Extract all lines that hold "aprobado" from the records below.
*** STORED DATA
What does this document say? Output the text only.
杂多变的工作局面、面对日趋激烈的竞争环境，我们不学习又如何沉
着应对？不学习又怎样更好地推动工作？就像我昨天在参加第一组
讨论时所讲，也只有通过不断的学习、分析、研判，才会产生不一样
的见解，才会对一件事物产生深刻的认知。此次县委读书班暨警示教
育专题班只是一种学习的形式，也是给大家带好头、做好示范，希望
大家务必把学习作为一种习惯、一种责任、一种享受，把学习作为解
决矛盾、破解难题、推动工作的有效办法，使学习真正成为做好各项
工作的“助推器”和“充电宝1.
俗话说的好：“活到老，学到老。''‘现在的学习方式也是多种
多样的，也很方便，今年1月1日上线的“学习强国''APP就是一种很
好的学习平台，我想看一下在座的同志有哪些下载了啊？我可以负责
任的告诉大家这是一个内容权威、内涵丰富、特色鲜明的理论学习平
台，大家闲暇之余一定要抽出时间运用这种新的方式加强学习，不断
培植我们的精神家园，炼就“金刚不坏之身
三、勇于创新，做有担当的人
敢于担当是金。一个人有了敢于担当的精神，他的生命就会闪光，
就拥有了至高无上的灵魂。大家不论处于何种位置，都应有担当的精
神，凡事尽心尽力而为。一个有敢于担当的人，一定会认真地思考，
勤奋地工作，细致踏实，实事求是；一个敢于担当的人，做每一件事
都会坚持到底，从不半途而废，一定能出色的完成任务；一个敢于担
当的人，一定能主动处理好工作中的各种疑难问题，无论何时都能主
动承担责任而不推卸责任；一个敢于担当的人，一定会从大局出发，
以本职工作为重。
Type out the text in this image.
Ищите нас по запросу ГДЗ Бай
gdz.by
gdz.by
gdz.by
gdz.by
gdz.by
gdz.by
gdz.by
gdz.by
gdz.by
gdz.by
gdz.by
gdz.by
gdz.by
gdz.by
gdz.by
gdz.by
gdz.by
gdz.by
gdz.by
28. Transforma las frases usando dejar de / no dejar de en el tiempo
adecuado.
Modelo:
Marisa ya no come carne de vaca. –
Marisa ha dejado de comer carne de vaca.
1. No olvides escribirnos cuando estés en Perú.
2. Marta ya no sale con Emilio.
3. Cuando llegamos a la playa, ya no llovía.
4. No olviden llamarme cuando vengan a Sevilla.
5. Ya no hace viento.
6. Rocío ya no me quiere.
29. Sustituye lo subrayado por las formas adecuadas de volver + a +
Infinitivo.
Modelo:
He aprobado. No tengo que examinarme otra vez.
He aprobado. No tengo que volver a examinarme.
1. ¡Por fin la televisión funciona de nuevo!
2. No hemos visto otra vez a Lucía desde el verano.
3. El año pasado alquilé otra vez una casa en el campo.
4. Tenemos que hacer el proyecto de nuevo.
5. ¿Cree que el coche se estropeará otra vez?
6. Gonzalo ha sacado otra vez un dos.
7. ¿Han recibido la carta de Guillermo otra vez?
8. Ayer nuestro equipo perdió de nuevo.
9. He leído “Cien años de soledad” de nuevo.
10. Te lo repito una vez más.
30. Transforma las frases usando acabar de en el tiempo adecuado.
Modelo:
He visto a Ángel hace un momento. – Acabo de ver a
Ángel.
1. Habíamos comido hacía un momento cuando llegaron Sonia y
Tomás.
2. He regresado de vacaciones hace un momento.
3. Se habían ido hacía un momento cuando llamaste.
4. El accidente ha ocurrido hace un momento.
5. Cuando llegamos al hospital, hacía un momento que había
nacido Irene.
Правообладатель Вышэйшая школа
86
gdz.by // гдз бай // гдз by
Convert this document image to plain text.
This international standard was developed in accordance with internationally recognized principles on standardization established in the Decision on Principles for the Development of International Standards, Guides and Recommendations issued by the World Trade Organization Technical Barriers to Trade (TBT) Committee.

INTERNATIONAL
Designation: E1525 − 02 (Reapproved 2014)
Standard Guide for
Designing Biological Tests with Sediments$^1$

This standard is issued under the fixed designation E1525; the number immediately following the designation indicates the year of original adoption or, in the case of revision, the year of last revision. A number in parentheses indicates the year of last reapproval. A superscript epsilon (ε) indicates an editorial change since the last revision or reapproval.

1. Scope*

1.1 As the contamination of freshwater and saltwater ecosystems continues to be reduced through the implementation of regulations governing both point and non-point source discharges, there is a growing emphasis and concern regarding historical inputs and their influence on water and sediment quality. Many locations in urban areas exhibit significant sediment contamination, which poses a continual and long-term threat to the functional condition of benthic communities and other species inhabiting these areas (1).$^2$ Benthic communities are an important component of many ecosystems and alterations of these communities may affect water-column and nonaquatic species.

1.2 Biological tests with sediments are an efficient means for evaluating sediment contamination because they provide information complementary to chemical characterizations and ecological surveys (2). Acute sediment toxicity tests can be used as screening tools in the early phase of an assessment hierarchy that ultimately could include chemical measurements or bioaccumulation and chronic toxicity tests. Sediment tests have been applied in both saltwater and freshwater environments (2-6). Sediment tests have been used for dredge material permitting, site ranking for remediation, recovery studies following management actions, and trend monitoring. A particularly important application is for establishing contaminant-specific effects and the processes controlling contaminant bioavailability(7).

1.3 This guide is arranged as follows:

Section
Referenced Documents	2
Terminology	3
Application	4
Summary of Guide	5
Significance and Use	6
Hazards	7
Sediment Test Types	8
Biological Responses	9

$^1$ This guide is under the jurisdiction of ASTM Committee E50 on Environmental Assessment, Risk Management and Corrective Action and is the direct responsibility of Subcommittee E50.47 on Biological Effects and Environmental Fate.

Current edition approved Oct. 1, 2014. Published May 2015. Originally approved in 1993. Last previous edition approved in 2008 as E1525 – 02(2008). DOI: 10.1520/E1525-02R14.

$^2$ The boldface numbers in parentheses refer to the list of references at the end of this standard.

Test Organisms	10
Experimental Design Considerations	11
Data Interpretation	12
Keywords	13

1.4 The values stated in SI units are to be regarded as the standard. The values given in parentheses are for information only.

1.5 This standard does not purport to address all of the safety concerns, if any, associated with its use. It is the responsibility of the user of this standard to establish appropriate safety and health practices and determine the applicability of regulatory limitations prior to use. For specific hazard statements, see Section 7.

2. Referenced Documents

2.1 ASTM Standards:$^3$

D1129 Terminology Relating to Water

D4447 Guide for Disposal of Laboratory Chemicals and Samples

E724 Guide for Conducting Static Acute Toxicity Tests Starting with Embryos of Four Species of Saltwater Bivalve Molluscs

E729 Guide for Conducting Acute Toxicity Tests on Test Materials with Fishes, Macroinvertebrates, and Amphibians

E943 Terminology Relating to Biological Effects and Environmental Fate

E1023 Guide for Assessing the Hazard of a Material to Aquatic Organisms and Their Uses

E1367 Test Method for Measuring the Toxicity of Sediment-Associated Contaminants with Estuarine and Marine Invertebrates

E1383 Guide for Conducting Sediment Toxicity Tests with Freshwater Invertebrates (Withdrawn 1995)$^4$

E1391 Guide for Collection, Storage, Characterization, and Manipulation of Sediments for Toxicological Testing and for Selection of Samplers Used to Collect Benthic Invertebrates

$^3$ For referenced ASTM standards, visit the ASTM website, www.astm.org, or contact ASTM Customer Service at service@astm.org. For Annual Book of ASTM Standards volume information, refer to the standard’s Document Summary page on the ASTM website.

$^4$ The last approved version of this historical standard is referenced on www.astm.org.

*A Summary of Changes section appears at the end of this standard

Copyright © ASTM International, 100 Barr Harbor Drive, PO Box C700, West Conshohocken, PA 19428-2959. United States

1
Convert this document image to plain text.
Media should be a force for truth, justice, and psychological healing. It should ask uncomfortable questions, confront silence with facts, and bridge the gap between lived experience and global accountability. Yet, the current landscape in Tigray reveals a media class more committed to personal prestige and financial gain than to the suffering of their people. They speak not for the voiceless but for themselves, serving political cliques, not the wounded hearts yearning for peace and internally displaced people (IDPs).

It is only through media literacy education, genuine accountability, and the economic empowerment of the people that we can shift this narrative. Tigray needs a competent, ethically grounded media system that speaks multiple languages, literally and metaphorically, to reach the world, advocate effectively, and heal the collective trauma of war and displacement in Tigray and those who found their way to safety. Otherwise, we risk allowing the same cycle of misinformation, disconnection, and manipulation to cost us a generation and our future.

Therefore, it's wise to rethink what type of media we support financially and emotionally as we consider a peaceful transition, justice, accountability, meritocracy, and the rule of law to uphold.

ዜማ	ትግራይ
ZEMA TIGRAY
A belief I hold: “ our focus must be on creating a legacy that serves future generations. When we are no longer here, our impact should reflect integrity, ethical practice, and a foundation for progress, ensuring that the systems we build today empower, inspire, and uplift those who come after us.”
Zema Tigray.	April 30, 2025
******
__SOLUTION FOR THIS PROBLEM__
He aprobado. No tengo que examinarme otra vez.
He aprobado. No tengo que volver a examinarme.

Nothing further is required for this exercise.